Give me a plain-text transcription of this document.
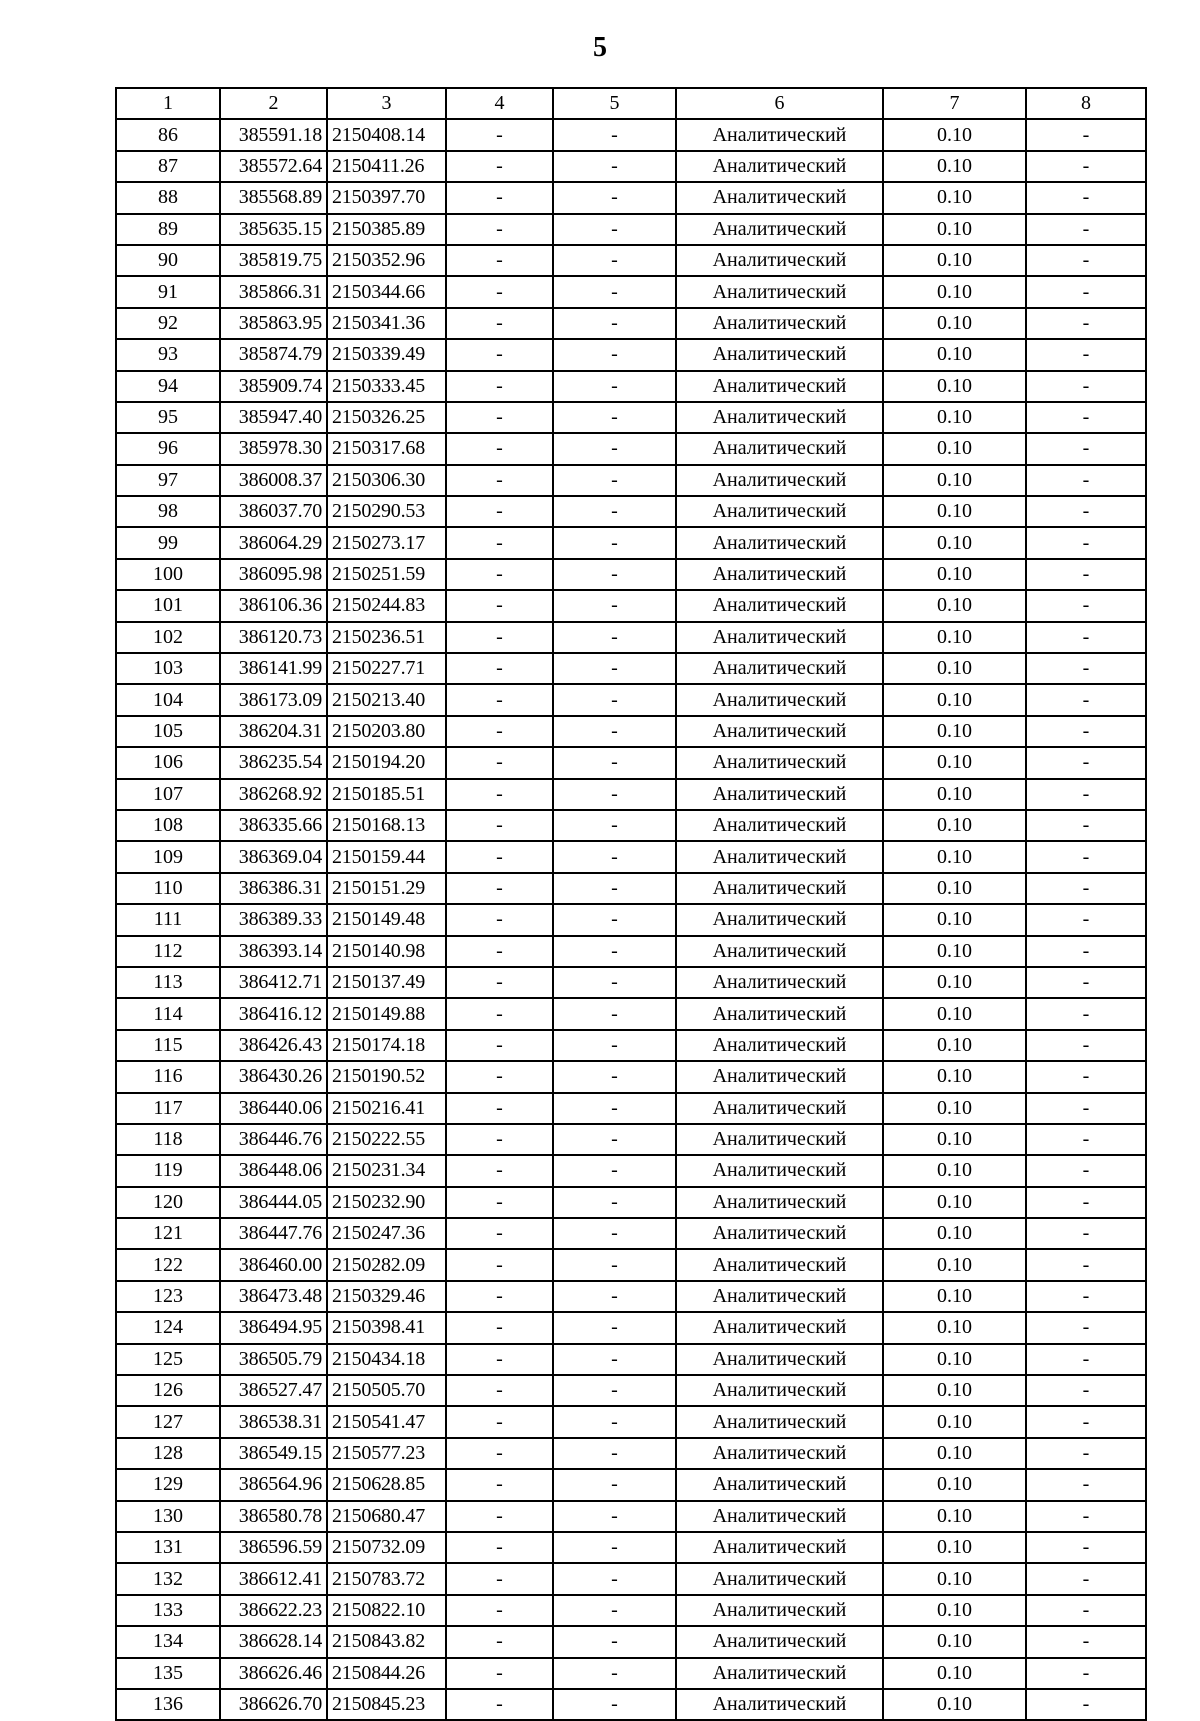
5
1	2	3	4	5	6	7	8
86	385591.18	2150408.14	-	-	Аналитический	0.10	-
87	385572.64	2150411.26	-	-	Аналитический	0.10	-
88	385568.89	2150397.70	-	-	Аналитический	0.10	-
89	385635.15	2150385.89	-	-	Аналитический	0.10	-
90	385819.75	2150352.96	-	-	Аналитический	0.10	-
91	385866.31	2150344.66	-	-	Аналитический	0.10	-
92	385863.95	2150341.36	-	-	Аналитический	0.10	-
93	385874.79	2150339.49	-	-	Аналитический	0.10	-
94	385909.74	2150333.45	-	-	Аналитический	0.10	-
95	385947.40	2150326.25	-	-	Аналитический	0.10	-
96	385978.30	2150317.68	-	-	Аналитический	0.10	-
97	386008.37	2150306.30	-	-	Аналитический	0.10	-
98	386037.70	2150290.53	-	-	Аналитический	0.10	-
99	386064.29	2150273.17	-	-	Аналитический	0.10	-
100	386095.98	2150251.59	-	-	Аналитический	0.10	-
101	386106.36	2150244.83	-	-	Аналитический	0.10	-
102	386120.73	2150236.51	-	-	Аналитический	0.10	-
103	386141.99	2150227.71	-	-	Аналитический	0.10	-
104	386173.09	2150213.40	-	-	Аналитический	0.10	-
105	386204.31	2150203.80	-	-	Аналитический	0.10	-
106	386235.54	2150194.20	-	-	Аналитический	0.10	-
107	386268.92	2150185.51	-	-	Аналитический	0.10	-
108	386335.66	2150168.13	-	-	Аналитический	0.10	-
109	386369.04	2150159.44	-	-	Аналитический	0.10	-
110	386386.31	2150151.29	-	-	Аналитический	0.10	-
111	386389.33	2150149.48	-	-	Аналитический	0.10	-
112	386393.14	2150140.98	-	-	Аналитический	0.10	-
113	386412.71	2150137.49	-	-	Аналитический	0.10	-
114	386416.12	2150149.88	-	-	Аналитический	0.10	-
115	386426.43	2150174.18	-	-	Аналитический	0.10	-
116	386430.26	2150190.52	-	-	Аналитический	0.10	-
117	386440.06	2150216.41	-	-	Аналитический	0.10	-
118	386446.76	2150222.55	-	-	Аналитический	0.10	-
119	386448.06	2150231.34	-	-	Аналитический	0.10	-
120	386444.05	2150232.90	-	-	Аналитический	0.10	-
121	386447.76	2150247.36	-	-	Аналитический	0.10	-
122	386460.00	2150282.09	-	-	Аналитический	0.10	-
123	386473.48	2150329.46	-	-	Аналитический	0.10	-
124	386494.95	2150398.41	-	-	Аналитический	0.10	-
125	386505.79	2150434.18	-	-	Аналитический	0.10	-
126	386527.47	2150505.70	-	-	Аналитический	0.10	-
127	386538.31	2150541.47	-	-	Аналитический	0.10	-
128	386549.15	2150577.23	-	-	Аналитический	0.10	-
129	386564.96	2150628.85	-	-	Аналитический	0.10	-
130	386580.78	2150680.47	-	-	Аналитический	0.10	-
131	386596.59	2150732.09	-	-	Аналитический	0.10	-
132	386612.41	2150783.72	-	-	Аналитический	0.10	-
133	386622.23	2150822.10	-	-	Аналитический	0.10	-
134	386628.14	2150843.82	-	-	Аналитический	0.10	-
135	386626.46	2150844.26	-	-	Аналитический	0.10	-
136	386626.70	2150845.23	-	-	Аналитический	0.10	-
------------------------
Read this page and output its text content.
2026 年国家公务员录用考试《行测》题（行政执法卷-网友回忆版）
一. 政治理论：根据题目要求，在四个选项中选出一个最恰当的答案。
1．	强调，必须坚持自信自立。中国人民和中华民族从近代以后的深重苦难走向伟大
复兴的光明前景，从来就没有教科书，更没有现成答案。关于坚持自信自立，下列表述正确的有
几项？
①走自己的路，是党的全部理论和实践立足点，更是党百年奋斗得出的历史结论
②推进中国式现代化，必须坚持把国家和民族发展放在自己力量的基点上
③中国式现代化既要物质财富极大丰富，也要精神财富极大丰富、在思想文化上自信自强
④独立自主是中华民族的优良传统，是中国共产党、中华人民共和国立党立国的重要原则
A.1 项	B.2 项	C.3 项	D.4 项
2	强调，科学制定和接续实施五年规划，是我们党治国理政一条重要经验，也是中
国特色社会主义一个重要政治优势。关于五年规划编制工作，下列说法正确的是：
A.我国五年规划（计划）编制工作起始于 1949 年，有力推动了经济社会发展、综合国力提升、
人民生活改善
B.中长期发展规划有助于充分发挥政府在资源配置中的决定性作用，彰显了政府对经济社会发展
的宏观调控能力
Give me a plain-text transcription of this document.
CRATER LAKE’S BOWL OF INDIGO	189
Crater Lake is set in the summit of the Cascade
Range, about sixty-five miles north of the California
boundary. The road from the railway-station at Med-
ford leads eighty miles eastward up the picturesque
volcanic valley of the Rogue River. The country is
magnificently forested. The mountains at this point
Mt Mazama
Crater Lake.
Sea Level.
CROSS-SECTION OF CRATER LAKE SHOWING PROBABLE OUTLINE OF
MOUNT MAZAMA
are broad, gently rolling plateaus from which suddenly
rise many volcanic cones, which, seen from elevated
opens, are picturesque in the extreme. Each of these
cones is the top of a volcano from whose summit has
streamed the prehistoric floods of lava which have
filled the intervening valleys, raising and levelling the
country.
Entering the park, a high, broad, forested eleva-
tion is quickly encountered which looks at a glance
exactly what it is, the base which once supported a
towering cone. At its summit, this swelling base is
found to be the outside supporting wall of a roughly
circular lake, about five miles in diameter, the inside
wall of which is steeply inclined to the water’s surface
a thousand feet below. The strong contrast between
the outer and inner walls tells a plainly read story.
------------------------
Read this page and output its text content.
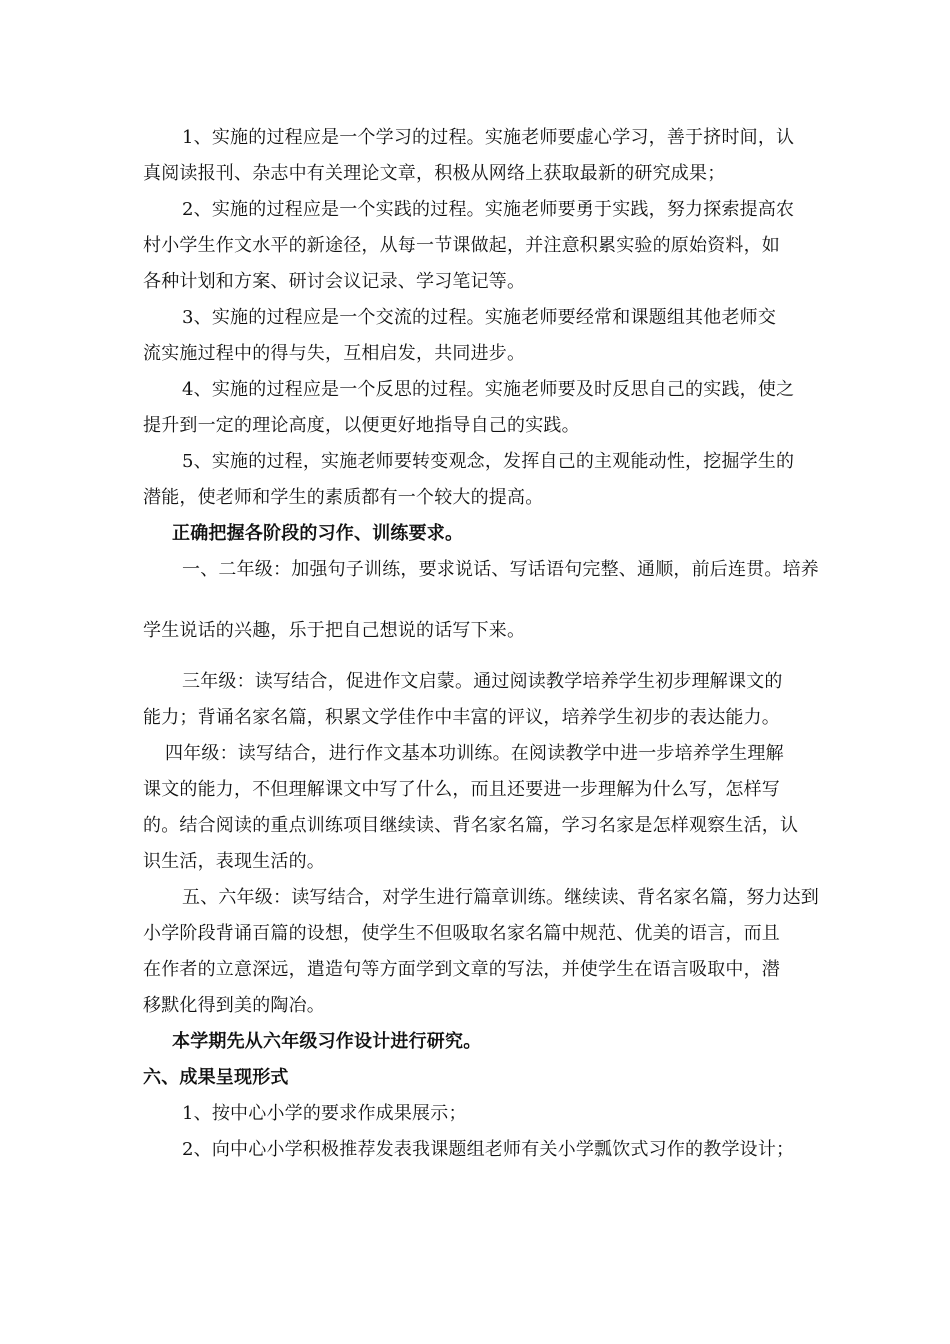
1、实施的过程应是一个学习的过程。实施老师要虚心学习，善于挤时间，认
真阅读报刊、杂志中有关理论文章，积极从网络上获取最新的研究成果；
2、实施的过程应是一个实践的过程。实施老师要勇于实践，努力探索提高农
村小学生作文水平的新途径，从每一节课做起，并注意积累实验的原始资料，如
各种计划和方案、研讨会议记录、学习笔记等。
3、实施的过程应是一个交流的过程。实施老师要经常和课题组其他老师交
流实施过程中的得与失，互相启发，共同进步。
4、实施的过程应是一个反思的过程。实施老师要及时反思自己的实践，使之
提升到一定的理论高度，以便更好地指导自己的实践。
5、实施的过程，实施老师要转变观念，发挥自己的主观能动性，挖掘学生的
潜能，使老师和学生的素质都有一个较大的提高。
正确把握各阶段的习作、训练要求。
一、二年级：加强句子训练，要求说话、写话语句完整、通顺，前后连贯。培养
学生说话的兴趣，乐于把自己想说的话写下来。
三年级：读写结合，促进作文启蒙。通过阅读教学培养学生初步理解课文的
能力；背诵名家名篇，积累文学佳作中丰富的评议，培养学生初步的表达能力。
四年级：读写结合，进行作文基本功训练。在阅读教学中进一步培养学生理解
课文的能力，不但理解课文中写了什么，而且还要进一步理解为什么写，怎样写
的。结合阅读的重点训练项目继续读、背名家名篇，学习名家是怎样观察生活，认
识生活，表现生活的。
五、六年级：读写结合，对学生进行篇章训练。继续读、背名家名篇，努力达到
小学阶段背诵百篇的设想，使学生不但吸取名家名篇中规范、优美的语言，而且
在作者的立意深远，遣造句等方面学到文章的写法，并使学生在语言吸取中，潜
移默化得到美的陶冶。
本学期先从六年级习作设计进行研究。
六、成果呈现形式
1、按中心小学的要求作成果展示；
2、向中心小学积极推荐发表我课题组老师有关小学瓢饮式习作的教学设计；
------------------------
Wherever the string "broad" appears in the entries above, list that line.

are broad, gently rolling plateaus from which suddenly
Entering the park, a high, broad, forested eleva-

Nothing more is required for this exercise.